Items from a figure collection
* Start *

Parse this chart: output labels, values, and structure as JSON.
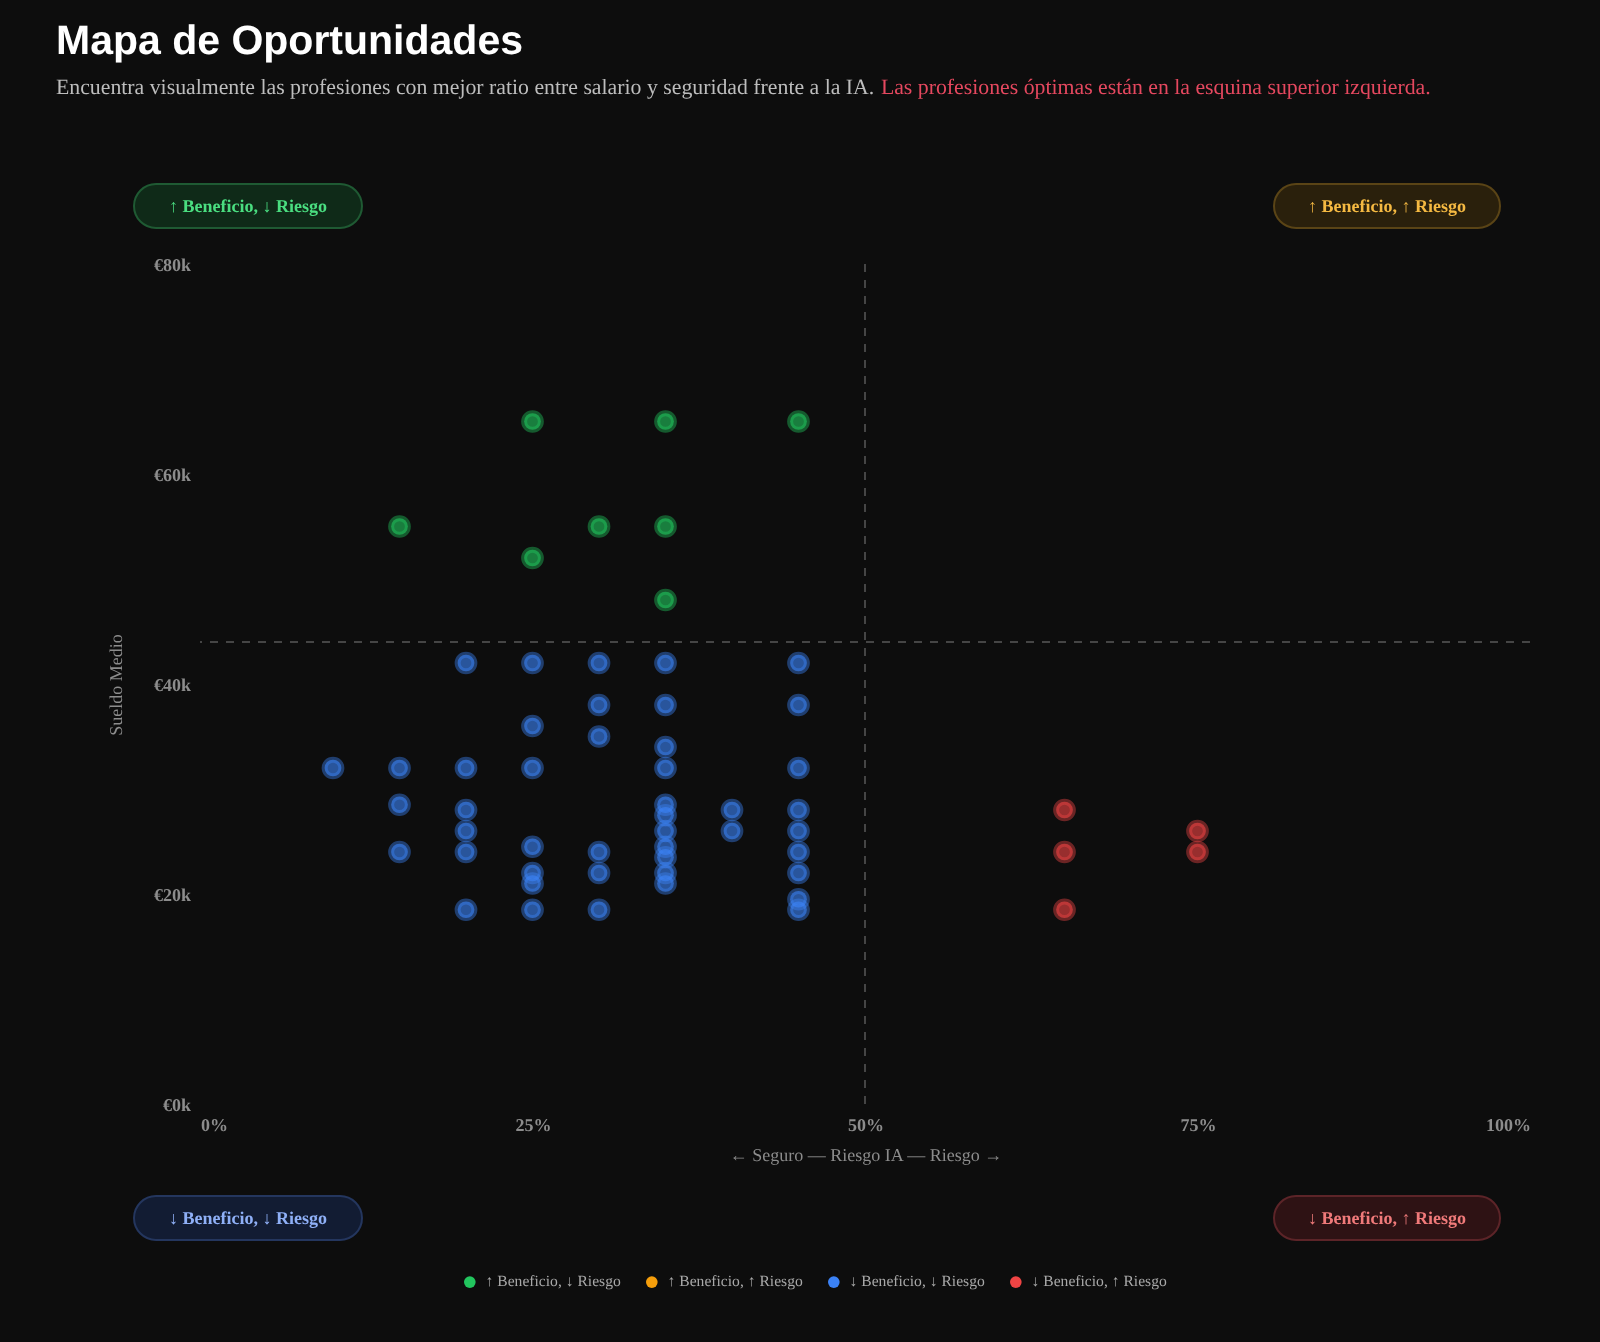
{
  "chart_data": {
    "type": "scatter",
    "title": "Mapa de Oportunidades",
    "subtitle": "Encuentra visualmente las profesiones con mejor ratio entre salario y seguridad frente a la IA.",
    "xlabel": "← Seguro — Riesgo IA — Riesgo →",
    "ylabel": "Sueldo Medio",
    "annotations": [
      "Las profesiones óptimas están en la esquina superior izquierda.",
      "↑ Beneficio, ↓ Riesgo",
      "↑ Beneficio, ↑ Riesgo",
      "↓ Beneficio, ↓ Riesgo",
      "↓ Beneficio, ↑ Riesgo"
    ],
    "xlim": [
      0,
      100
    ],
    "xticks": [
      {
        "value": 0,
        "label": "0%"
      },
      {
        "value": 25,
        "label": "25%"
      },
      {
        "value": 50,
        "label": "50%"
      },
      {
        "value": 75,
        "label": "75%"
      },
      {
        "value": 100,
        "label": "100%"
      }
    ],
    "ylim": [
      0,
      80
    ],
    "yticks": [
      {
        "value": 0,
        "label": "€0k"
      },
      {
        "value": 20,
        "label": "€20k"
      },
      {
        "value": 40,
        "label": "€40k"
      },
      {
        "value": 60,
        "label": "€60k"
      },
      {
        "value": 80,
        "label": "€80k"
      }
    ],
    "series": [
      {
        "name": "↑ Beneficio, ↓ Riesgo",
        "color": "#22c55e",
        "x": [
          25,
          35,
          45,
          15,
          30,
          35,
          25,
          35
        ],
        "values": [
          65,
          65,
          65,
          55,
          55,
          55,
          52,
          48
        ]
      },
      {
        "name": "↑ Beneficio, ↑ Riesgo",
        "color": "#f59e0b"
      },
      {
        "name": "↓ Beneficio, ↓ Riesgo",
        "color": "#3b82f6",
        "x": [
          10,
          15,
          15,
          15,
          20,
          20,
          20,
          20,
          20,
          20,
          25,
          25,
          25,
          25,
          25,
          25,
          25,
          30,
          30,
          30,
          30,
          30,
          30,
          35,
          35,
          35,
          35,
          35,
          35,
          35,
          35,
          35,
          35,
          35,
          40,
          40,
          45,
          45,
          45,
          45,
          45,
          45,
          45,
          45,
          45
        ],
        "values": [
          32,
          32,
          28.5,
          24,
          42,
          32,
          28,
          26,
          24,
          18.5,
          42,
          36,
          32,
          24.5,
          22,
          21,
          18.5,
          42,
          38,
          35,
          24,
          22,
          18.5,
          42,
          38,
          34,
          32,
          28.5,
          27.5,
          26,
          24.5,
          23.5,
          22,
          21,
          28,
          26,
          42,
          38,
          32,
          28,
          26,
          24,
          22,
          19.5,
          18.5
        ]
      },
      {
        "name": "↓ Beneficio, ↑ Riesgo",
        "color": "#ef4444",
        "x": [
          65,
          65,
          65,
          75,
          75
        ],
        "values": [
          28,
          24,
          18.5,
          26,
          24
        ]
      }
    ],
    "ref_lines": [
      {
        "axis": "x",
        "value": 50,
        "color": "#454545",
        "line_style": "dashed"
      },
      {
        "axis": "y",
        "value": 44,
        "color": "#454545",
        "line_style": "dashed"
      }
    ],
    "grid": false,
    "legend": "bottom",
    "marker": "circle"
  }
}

* End *
* Start *

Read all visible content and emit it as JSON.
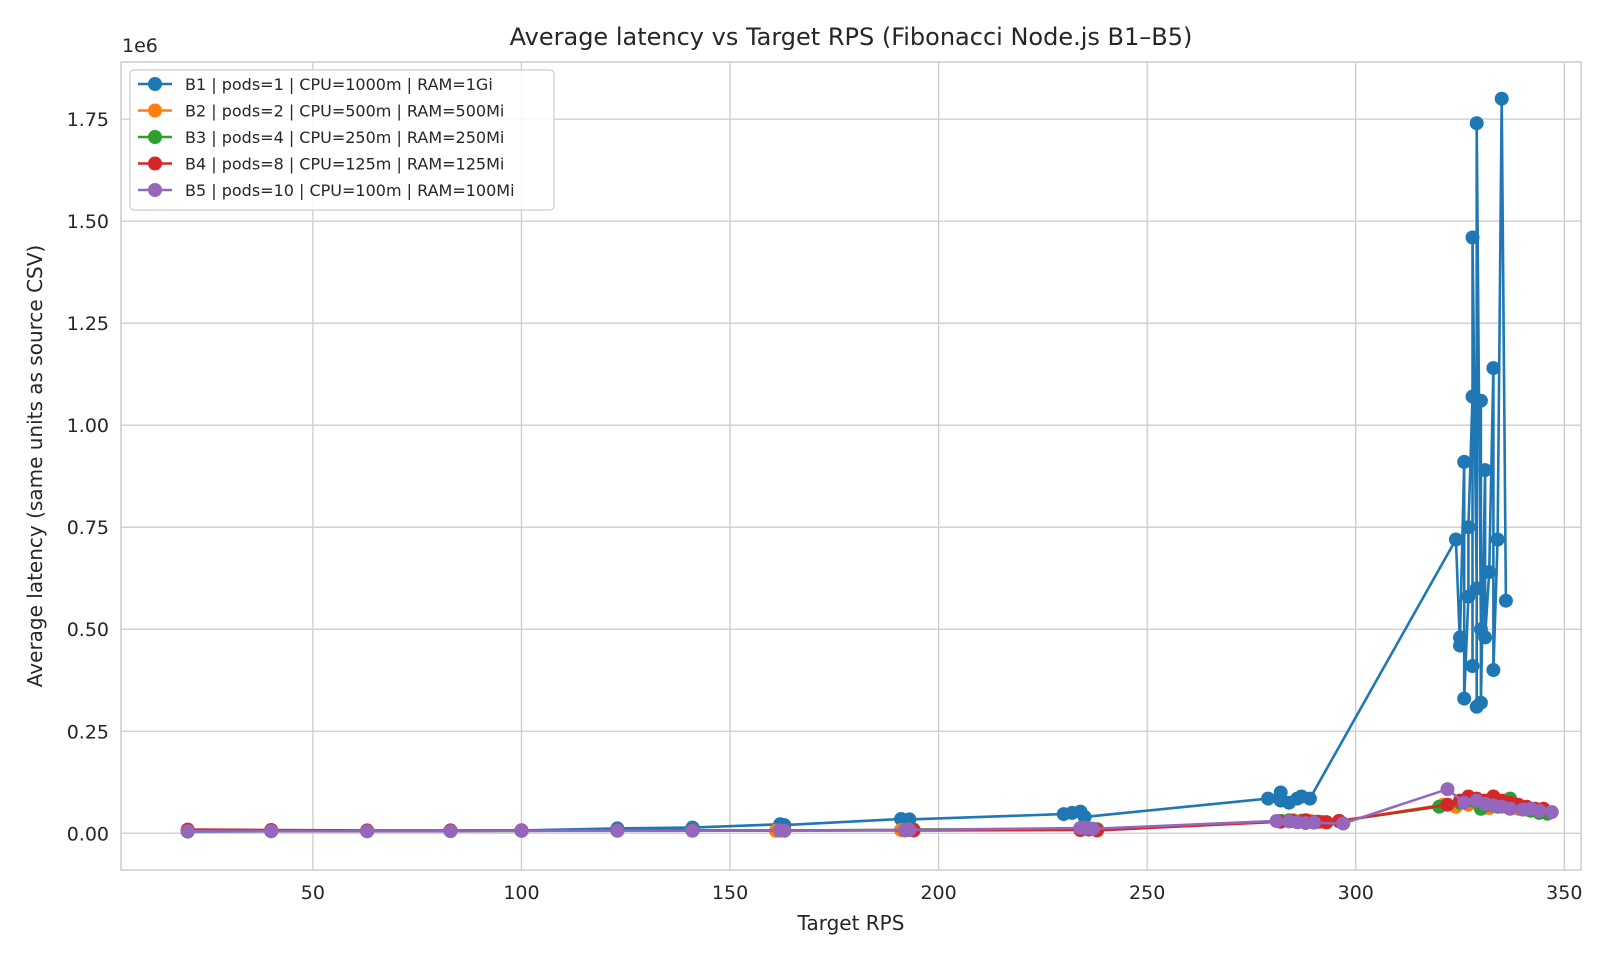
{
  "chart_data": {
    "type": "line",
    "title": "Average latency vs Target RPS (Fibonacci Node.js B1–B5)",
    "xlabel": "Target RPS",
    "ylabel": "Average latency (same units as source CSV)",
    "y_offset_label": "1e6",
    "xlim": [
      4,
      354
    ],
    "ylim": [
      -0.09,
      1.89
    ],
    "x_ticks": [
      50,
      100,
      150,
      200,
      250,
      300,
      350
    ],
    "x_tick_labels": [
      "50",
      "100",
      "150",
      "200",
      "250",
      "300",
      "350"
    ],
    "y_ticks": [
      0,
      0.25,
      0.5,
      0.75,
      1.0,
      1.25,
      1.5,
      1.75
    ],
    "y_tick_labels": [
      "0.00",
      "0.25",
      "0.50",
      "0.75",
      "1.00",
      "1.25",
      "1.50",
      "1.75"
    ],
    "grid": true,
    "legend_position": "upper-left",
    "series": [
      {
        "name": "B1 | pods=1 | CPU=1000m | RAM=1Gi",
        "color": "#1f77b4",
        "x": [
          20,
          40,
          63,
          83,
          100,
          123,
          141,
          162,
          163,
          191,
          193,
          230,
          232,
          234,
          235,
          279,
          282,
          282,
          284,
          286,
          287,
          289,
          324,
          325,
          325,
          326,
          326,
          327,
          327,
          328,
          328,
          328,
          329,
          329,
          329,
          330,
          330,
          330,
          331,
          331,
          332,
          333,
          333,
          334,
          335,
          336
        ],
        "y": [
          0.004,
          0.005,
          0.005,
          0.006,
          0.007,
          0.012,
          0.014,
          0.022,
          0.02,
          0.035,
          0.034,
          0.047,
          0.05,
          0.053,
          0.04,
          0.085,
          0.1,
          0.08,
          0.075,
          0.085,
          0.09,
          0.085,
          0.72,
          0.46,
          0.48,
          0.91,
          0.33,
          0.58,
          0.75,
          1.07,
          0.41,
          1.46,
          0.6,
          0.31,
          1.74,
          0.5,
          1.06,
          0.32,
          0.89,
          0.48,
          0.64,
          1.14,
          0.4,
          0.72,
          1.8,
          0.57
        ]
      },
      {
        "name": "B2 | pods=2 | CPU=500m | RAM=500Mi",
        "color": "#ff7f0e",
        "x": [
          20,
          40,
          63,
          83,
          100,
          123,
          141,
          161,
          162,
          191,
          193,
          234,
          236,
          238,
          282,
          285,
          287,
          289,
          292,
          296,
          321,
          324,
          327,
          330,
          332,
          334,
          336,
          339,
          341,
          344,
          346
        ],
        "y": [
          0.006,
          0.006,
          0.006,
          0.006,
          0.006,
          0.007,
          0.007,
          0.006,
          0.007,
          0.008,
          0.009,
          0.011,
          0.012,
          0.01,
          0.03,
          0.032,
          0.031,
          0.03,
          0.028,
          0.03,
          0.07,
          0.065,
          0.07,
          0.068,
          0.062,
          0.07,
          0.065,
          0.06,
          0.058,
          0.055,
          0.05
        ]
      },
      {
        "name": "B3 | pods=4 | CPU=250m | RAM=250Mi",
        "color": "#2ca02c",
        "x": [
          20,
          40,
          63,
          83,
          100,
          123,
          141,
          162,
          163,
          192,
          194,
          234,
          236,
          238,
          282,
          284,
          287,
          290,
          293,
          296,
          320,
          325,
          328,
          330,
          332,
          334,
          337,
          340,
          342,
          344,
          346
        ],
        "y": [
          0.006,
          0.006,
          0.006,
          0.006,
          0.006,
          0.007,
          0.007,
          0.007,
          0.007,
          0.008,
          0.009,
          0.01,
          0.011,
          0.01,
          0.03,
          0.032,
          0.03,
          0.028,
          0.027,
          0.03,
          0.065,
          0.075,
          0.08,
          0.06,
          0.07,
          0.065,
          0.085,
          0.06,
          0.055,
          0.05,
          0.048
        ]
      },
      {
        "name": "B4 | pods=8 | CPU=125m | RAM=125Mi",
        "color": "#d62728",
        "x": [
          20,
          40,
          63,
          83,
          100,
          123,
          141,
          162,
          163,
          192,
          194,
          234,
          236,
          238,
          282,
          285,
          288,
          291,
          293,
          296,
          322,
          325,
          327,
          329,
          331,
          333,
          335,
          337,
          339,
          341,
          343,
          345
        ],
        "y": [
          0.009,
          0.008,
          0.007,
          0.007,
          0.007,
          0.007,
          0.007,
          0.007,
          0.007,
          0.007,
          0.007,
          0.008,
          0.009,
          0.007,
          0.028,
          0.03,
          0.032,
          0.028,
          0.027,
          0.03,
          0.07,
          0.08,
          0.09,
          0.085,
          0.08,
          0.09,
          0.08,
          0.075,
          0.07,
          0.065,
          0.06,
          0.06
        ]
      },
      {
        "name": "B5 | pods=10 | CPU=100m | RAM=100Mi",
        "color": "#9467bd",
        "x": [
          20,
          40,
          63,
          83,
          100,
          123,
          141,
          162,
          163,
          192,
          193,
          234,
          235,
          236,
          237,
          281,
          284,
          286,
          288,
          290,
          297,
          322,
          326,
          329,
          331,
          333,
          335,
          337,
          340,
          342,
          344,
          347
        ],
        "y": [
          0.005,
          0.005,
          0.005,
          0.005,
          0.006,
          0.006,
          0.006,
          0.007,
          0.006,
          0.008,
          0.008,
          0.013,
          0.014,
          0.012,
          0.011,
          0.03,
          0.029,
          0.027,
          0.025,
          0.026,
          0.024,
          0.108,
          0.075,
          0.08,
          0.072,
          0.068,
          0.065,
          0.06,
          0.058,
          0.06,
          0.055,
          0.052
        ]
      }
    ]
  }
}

* End *

→ **Given task**:
Say, as a number only, how many lines of the data contain "pods".

→ **Complete answer**:
5